Problem statement:
Every line that includes the word "JSON" is to be listed.

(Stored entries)
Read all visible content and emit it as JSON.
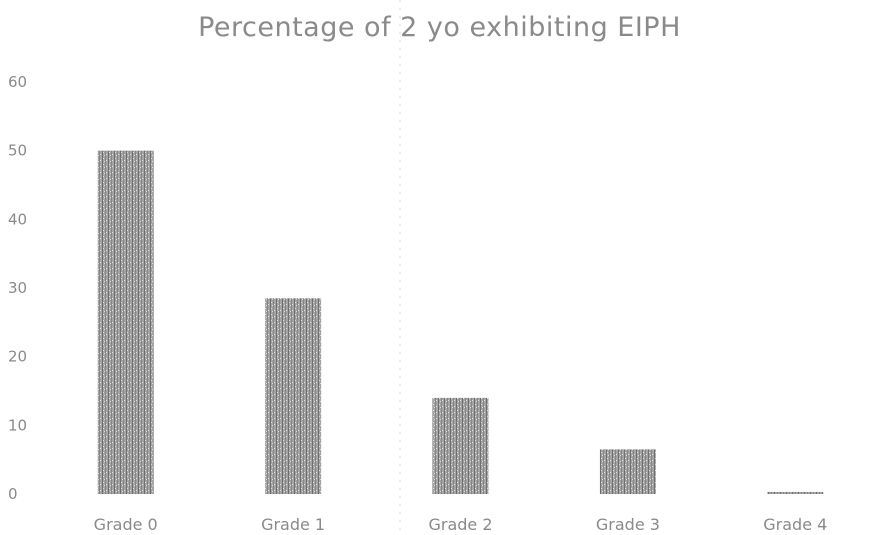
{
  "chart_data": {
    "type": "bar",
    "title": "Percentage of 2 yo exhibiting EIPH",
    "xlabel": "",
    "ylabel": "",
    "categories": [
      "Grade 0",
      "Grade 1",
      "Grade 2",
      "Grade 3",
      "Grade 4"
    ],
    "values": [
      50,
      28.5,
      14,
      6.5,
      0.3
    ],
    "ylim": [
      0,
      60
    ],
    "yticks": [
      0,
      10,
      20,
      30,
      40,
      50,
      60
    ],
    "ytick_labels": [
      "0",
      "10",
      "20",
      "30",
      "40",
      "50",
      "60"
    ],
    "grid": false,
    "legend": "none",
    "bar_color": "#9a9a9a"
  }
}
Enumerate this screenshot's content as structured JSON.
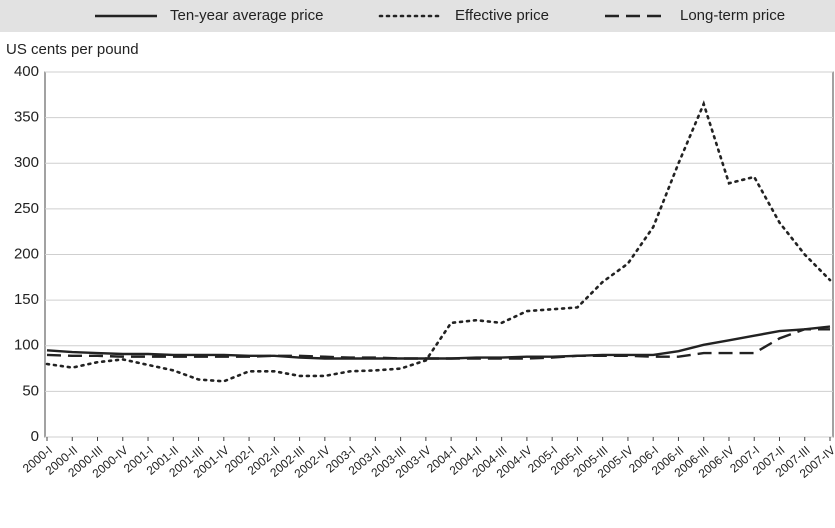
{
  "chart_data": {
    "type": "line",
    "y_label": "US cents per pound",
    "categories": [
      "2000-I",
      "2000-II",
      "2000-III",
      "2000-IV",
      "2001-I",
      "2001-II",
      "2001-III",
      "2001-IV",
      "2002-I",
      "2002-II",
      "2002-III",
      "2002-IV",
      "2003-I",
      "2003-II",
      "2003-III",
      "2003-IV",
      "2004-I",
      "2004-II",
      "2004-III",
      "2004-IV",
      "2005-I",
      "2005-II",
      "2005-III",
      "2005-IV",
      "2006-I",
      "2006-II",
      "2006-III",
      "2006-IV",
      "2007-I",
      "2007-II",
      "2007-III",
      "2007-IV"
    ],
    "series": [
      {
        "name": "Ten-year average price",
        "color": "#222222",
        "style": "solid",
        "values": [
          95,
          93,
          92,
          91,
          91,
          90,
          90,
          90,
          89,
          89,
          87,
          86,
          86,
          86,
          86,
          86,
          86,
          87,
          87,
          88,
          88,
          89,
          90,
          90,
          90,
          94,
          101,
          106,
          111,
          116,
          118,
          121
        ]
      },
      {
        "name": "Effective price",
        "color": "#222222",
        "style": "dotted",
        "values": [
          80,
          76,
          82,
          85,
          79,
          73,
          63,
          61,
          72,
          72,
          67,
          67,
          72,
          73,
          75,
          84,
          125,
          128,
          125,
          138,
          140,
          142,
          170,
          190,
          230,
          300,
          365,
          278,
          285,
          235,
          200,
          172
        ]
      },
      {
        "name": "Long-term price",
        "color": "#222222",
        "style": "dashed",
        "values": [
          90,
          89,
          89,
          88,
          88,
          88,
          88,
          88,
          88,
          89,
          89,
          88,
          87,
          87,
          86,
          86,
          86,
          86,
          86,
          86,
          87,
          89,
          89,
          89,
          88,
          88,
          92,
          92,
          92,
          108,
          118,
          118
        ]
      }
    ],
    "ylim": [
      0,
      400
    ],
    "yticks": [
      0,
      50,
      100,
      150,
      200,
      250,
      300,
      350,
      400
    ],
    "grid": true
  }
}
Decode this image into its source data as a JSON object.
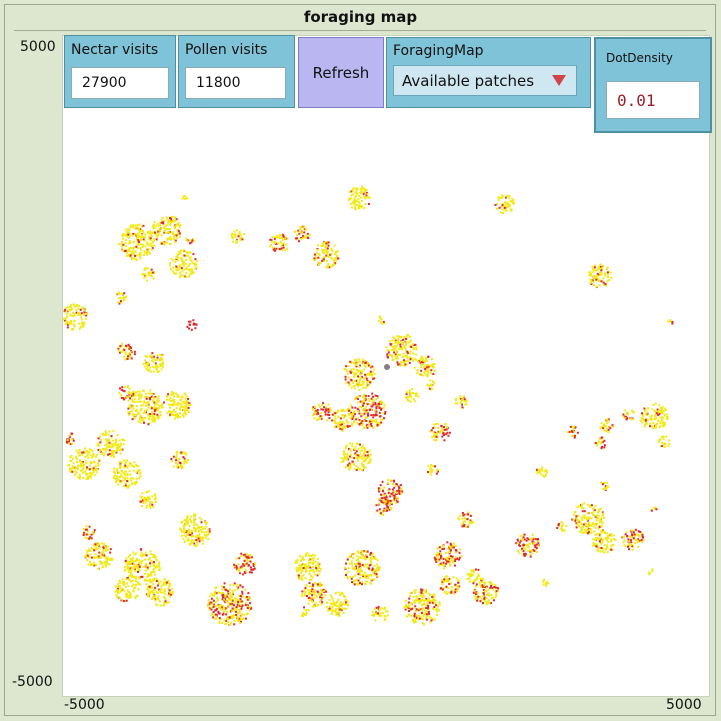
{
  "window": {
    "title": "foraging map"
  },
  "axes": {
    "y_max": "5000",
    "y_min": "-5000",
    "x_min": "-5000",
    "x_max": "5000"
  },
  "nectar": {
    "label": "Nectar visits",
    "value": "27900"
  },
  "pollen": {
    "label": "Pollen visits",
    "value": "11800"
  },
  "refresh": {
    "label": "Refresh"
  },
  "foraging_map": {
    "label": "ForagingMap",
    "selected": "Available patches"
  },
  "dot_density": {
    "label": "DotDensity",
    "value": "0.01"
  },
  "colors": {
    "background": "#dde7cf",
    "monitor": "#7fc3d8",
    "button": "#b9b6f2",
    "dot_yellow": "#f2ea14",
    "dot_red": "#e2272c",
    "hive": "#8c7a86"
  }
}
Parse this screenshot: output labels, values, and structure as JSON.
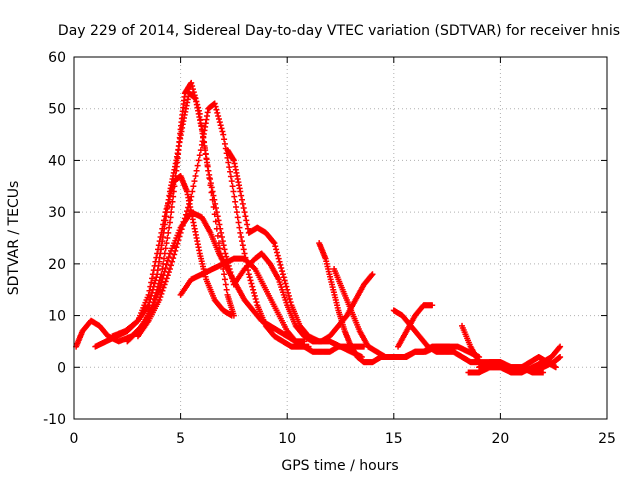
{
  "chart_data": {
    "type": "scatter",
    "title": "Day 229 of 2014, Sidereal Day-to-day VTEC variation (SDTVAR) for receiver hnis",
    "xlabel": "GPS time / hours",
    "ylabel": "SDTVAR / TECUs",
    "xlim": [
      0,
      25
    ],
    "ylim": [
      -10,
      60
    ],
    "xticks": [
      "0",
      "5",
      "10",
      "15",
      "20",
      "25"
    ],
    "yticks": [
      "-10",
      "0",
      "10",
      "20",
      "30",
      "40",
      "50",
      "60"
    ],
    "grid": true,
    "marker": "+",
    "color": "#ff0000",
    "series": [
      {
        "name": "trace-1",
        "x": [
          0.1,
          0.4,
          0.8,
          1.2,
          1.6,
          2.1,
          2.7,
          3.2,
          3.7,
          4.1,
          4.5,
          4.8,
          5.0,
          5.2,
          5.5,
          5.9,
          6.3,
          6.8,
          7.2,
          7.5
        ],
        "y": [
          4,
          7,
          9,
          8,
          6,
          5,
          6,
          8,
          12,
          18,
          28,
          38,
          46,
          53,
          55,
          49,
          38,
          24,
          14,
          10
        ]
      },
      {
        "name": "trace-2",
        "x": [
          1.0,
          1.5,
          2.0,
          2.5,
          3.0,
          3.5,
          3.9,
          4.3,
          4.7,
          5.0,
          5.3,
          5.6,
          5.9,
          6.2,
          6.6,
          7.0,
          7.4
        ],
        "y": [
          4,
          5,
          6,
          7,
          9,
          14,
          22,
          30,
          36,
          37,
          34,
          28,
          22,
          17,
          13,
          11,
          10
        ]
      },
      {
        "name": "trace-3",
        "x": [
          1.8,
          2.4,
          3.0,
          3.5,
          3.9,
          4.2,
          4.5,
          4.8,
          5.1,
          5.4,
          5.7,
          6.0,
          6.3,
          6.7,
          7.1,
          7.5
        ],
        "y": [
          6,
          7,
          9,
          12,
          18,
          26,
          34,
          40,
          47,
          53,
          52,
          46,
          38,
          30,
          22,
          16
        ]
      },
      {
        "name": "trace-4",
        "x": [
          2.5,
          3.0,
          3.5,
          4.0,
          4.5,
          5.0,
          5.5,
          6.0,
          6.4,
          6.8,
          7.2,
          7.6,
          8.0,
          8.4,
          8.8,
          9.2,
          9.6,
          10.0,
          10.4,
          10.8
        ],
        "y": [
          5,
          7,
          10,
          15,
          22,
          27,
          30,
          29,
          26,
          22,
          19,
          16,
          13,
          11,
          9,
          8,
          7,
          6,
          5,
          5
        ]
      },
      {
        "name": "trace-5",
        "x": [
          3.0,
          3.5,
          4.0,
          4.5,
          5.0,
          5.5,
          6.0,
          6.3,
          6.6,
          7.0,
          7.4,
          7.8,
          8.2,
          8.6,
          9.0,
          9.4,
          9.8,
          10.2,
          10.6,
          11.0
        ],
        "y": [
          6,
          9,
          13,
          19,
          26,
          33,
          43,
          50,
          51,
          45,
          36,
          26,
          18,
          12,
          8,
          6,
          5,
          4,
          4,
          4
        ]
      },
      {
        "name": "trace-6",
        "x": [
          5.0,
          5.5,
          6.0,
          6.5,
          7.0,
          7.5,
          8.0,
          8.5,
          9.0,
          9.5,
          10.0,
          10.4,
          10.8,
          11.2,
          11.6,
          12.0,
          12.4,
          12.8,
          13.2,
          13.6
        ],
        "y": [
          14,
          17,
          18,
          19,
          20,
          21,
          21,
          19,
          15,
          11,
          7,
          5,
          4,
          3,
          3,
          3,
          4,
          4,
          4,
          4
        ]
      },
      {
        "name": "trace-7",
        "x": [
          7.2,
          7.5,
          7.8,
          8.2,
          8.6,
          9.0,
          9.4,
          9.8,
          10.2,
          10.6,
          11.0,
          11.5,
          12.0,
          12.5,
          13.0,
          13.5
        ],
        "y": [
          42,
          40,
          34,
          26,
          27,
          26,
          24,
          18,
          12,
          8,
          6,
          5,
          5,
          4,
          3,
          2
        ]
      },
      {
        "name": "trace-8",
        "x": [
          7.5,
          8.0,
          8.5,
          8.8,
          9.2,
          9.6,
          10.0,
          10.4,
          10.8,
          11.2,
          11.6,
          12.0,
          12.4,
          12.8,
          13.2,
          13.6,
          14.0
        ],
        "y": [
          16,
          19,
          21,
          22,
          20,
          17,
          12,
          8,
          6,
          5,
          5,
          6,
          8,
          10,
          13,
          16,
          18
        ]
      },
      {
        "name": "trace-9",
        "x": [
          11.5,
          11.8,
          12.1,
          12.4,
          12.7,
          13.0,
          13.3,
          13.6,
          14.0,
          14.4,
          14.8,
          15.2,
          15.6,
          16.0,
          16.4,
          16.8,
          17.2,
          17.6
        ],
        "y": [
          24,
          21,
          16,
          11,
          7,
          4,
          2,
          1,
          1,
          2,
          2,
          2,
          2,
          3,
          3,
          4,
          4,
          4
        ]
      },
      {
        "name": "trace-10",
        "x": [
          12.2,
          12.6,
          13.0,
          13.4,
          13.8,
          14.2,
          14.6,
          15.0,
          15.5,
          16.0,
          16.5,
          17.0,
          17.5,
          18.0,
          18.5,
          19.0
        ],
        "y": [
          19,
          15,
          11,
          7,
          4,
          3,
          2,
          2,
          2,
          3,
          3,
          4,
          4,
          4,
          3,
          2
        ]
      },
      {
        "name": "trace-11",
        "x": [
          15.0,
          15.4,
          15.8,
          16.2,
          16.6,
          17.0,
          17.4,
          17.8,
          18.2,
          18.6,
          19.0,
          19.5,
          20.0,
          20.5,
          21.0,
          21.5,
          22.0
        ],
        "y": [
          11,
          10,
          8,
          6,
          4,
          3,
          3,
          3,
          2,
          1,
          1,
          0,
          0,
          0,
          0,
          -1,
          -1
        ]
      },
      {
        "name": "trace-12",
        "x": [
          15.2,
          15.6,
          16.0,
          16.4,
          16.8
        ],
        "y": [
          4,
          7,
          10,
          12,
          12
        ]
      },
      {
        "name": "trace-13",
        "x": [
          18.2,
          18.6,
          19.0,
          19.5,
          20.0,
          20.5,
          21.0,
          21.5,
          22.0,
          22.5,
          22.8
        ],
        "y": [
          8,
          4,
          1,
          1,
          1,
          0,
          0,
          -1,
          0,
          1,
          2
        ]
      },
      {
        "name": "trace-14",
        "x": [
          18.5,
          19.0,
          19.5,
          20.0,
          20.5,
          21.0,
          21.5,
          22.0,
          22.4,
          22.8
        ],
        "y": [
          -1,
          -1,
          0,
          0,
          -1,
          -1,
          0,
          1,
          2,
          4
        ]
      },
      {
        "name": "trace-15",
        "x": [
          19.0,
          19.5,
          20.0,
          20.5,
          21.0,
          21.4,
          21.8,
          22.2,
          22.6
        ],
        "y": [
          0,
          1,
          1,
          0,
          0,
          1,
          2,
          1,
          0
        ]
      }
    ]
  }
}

Exercise output:
Read all visible content and emit it as JSON.
Enumerate this screenshot's content as structured JSON.
Decode this image into its source data as a JSON object.
Parse this screenshot: output labels, values, and structure as JSON.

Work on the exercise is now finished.